>> Start

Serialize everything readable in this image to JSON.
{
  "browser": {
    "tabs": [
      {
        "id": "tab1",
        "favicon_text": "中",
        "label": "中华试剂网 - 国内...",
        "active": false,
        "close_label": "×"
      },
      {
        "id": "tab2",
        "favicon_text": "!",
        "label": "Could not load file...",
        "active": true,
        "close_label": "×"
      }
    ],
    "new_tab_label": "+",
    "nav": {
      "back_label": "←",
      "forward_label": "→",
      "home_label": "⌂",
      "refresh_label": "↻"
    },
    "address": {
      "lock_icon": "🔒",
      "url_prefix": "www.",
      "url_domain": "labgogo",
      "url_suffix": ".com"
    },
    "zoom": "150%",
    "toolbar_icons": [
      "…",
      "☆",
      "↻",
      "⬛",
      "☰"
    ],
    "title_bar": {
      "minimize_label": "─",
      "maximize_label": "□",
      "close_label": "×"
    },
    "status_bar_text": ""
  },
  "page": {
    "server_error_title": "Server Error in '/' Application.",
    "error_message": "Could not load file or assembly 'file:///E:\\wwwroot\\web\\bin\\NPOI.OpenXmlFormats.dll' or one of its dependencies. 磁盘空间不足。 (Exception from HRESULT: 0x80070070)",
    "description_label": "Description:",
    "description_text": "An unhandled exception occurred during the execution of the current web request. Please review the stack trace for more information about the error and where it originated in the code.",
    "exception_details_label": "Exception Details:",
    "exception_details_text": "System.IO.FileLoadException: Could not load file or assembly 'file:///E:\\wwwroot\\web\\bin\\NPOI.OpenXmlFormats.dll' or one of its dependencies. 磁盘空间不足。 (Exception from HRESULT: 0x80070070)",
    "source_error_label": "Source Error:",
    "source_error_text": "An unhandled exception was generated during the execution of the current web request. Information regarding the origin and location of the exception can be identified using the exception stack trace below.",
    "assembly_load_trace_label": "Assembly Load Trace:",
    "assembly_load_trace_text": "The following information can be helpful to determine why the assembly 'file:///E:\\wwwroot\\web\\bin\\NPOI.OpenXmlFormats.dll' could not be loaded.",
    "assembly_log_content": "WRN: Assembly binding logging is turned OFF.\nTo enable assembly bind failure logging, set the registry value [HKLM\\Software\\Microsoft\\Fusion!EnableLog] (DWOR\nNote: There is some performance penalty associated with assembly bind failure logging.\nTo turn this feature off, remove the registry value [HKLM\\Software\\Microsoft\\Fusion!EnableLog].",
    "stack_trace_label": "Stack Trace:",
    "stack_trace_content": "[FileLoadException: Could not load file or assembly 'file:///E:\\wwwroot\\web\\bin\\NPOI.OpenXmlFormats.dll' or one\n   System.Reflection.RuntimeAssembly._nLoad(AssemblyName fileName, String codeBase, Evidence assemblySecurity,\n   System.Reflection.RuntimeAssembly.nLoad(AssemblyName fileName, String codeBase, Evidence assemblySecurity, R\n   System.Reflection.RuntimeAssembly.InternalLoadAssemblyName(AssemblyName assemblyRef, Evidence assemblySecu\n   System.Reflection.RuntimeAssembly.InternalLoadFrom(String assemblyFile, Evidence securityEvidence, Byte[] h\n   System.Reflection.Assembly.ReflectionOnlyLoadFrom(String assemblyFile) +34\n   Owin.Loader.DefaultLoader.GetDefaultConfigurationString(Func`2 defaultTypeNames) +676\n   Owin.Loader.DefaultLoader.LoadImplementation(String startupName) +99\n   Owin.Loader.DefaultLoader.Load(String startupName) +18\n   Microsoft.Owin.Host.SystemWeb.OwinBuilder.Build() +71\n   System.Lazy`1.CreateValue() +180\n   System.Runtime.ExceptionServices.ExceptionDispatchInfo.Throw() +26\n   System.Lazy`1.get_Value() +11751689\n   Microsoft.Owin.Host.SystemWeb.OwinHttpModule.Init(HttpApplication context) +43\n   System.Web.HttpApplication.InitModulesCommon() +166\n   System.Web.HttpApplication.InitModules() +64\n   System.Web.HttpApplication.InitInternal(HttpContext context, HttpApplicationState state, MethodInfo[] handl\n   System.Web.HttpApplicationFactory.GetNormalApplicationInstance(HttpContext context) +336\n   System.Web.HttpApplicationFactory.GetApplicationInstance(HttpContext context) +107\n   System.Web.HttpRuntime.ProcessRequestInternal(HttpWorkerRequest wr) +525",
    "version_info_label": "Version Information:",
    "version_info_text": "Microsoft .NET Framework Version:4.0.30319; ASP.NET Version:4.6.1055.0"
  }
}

>> End

Exercise requirements: Copy all of the data exactly.

Finished task:
Serialize everything readable in this image to JSON.
{
  "browser": {
    "tabs": [
      {
        "id": "tab1",
        "favicon_text": "中",
        "label": "中华试剂网 - 国内...",
        "active": false,
        "close_label": "×"
      },
      {
        "id": "tab2",
        "favicon_text": "!",
        "label": "Could not load file...",
        "active": true,
        "close_label": "×"
      }
    ],
    "new_tab_label": "+",
    "nav": {
      "back_label": "←",
      "forward_label": "→",
      "home_label": "⌂",
      "refresh_label": "↻"
    },
    "address": {
      "lock_icon": "🔒",
      "url_prefix": "www.",
      "url_domain": "labgogo",
      "url_suffix": ".com"
    },
    "zoom": "150%",
    "toolbar_icons": [
      "…",
      "☆",
      "↻",
      "⬛",
      "☰"
    ],
    "title_bar": {
      "minimize_label": "─",
      "maximize_label": "□",
      "close_label": "×"
    },
    "status_bar_text": ""
  },
  "page": {
    "server_error_title": "Server Error in '/' Application.",
    "error_message": "Could not load file or assembly 'file:///E:\\wwwroot\\web\\bin\\NPOI.OpenXmlFormats.dll' or one of its dependencies. 磁盘空间不足。 (Exception from HRESULT: 0x80070070)",
    "description_label": "Description:",
    "description_text": "An unhandled exception occurred during the execution of the current web request. Please review the stack trace for more information about the error and where it originated in the code.",
    "exception_details_label": "Exception Details:",
    "exception_details_text": "System.IO.FileLoadException: Could not load file or assembly 'file:///E:\\wwwroot\\web\\bin\\NPOI.OpenXmlFormats.dll' or one of its dependencies. 磁盘空间不足。 (Exception from HRESULT: 0x80070070)",
    "source_error_label": "Source Error:",
    "source_error_text": "An unhandled exception was generated during the execution of the current web request. Information regarding the origin and location of the exception can be identified using the exception stack trace below.",
    "assembly_load_trace_label": "Assembly Load Trace:",
    "assembly_load_trace_text": "The following information can be helpful to determine why the assembly 'file:///E:\\wwwroot\\web\\bin\\NPOI.OpenXmlFormats.dll' could not be loaded.",
    "assembly_log_content": "WRN: Assembly binding logging is turned OFF.\nTo enable assembly bind failure logging, set the registry value [HKLM\\Software\\Microsoft\\Fusion!EnableLog] (DWOR\nNote: There is some performance penalty associated with assembly bind failure logging.\nTo turn this feature off, remove the registry value [HKLM\\Software\\Microsoft\\Fusion!EnableLog].",
    "stack_trace_label": "Stack Trace:",
    "stack_trace_content": "[FileLoadException: Could not load file or assembly 'file:///E:\\wwwroot\\web\\bin\\NPOI.OpenXmlFormats.dll' or one\n   System.Reflection.RuntimeAssembly._nLoad(AssemblyName fileName, String codeBase, Evidence assemblySecurity,\n   System.Reflection.RuntimeAssembly.nLoad(AssemblyName fileName, String codeBase, Evidence assemblySecurity, R\n   System.Reflection.RuntimeAssembly.InternalLoadAssemblyName(AssemblyName assemblyRef, Evidence assemblySecu\n   System.Reflection.RuntimeAssembly.InternalLoadFrom(String assemblyFile, Evidence securityEvidence, Byte[] h\n   System.Reflection.Assembly.ReflectionOnlyLoadFrom(String assemblyFile) +34\n   Owin.Loader.DefaultLoader.GetDefaultConfigurationString(Func`2 defaultTypeNames) +676\n   Owin.Loader.DefaultLoader.LoadImplementation(String startupName) +99\n   Owin.Loader.DefaultLoader.Load(String startupName) +18\n   Microsoft.Owin.Host.SystemWeb.OwinBuilder.Build() +71\n   System.Lazy`1.CreateValue() +180\n   System.Runtime.ExceptionServices.ExceptionDispatchInfo.Throw() +26\n   System.Lazy`1.get_Value() +11751689\n   Microsoft.Owin.Host.SystemWeb.OwinHttpModule.Init(HttpApplication context) +43\n   System.Web.HttpApplication.InitModulesCommon() +166\n   System.Web.HttpApplication.InitModules() +64\n   System.Web.HttpApplication.InitInternal(HttpContext context, HttpApplicationState state, MethodInfo[] handl\n   System.Web.HttpApplicationFactory.GetNormalApplicationInstance(HttpContext context) +336\n   System.Web.HttpApplicationFactory.GetApplicationInstance(HttpContext context) +107\n   System.Web.HttpRuntime.ProcessRequestInternal(HttpWorkerRequest wr) +525",
    "version_info_label": "Version Information:",
    "version_info_text": "Microsoft .NET Framework Version:4.0.30319; ASP.NET Version:4.6.1055.0"
  }
}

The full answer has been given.